─── Information given ───
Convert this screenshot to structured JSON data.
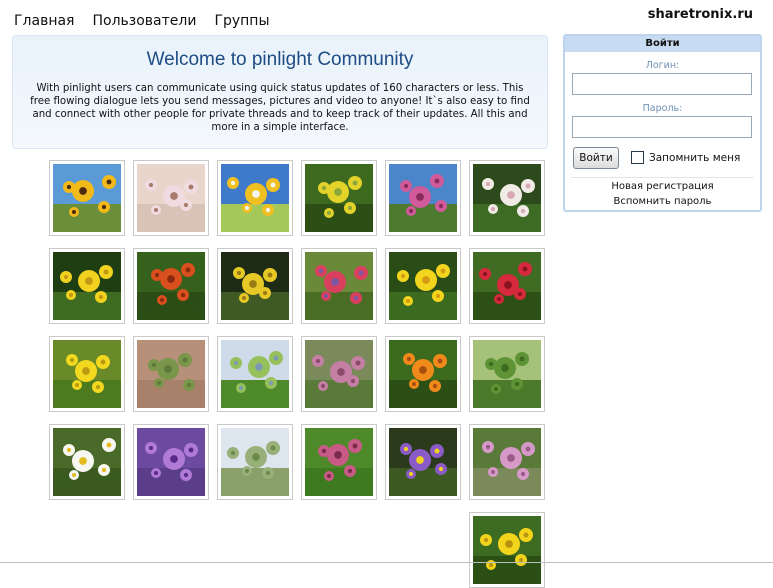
{
  "nav": {
    "items": [
      "Главная",
      "Пользователи",
      "Группы"
    ]
  },
  "brand": "sharetronix.ru",
  "welcome": {
    "title": "Welcome to pinlight Community",
    "text": "With pinlight users can communicate using quick status updates of 160 characters or less. This free flowing dialogue lets you send messages, pictures and video to anyone! It`s also easy to find and connect with other people for private threads and to keep track of their updates. All this and more in a simple interface."
  },
  "login": {
    "title": "Войти",
    "login_label": "Логин:",
    "password_label": "Пароль:",
    "login_value": "",
    "password_value": "",
    "button_label": "Войти",
    "remember_label": "Запомнить меня",
    "remember_checked": false,
    "register_link": "Новая регистрация",
    "forgot_link": "Вспомнить пароль"
  },
  "gallery": {
    "photos": [
      {
        "subject": "sunflower",
        "sky": "#5a9ad6",
        "ground": "#6a8e3a",
        "bloom": "#f2b91a",
        "center": "#4a2a10"
      },
      {
        "subject": "pale pink meadow",
        "sky": "#e8d6cc",
        "ground": "#d9c2b6",
        "bloom": "#f0dce0",
        "center": "#a77c6c"
      },
      {
        "subject": "dandelions on blue sky",
        "sky": "#3f79c9",
        "ground": "#a4c95a",
        "bloom": "#f0c020",
        "center": "#f5f5f5"
      },
      {
        "subject": "yellow flowers with leaves",
        "sky": "#3d6a1f",
        "ground": "#2d4f15",
        "bloom": "#e3d229",
        "center": "#8aa638"
      },
      {
        "subject": "pink hollyhocks",
        "sky": "#4a86c9",
        "ground": "#4d7a2f",
        "bloom": "#d15a9a",
        "center": "#8a2a5a"
      },
      {
        "subject": "white lilies",
        "sky": "#2c4a1c",
        "ground": "#3e6b23",
        "bloom": "#f1ebe6",
        "center": "#d8a7b4"
      },
      {
        "subject": "yellow flower dark leaves",
        "sky": "#1f3f12",
        "ground": "#3e6b22",
        "bloom": "#f1d21f",
        "center": "#c39714"
      },
      {
        "subject": "orange marigolds",
        "sky": "#35611d",
        "ground": "#2b4d16",
        "bloom": "#d9501e",
        "center": "#8a2b10"
      },
      {
        "subject": "yellow bloom bush",
        "sky": "#1e2b17",
        "ground": "#3f5a25",
        "bloom": "#e6c926",
        "center": "#9a7a15"
      },
      {
        "subject": "gladiolus",
        "sky": "#6a8a3a",
        "ground": "#4a6d25",
        "bloom": "#d8405e",
        "center": "#7a58a6"
      },
      {
        "subject": "yellow irises",
        "sky": "#2a4d17",
        "ground": "#3c6b20",
        "bloom": "#f4d51e",
        "center": "#d49b12"
      },
      {
        "subject": "red geraniums",
        "sky": "#3f6b22",
        "ground": "#2c5015",
        "bloom": "#d62a3c",
        "center": "#8a1320"
      },
      {
        "subject": "yellow flowers on grass",
        "sky": "#6a8a2a",
        "ground": "#4d7a1f",
        "bloom": "#f2d81f",
        "center": "#b99a10"
      },
      {
        "subject": "soil and seedlings",
        "sky": "#b7907a",
        "ground": "#a8816a",
        "bloom": "#79964a",
        "center": "#5e7a38"
      },
      {
        "subject": "stream in meadow",
        "sky": "#cfdbe8",
        "ground": "#4f8a2a",
        "bloom": "#96c15a",
        "center": "#7c9ab3"
      },
      {
        "subject": "pink clover meadow",
        "sky": "#7a8a5a",
        "ground": "#5a7a3a",
        "bloom": "#c57fa4",
        "center": "#8a4a6a"
      },
      {
        "subject": "orange calendula",
        "sky": "#3c6b1e",
        "ground": "#2b4f15",
        "bloom": "#f08a1a",
        "center": "#a84e10"
      },
      {
        "subject": "nettle leaves",
        "sky": "#a6c27a",
        "ground": "#4a7a2a",
        "bloom": "#5f9436",
        "center": "#3e6b1f"
      },
      {
        "subject": "white daisies",
        "sky": "#4a6a2a",
        "ground": "#3a5a1f",
        "bloom": "#f7f7f2",
        "center": "#e3b91d"
      },
      {
        "subject": "violet phlox",
        "sky": "#6b4aa0",
        "ground": "#5a3e8a",
        "bloom": "#b07ad6",
        "center": "#5a2a8a"
      },
      {
        "subject": "green field and sky",
        "sky": "#dde6ee",
        "ground": "#8aa06a",
        "bloom": "#9ab07a",
        "center": "#6a8a4a"
      },
      {
        "subject": "red clover",
        "sky": "#4f8a2a",
        "ground": "#3e7a20",
        "bloom": "#c85a86",
        "center": "#7a2a4a"
      },
      {
        "subject": "purple violets",
        "sky": "#2a3a1a",
        "ground": "#3c5a22",
        "bloom": "#8a5ac6",
        "center": "#f2d21f"
      },
      {
        "subject": "pink petunias",
        "sky": "#5a7a3a",
        "ground": "#7a8a5a",
        "bloom": "#d79ac8",
        "center": "#9a5a8a"
      },
      {
        "subject": "yellow flowers bottom",
        "sky": "#3e6b22",
        "ground": "#2b4f15",
        "bloom": "#f3d41c",
        "center": "#b8930f"
      }
    ]
  }
}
───
• [Written exercise] Find the word "with" in the data and copy out each line where it turns up.

• [Result for this task]
    "text": "With pinlight users can communicate using quick status updates of 160 characters or less. This free flowing dialogue lets you send messages, pictures and video to anyone! It`s also easy to find and connect with other people for private threads and to keep track of their updates. All this and more in a simple interface."
        "subject": "yellow flowers with leaves",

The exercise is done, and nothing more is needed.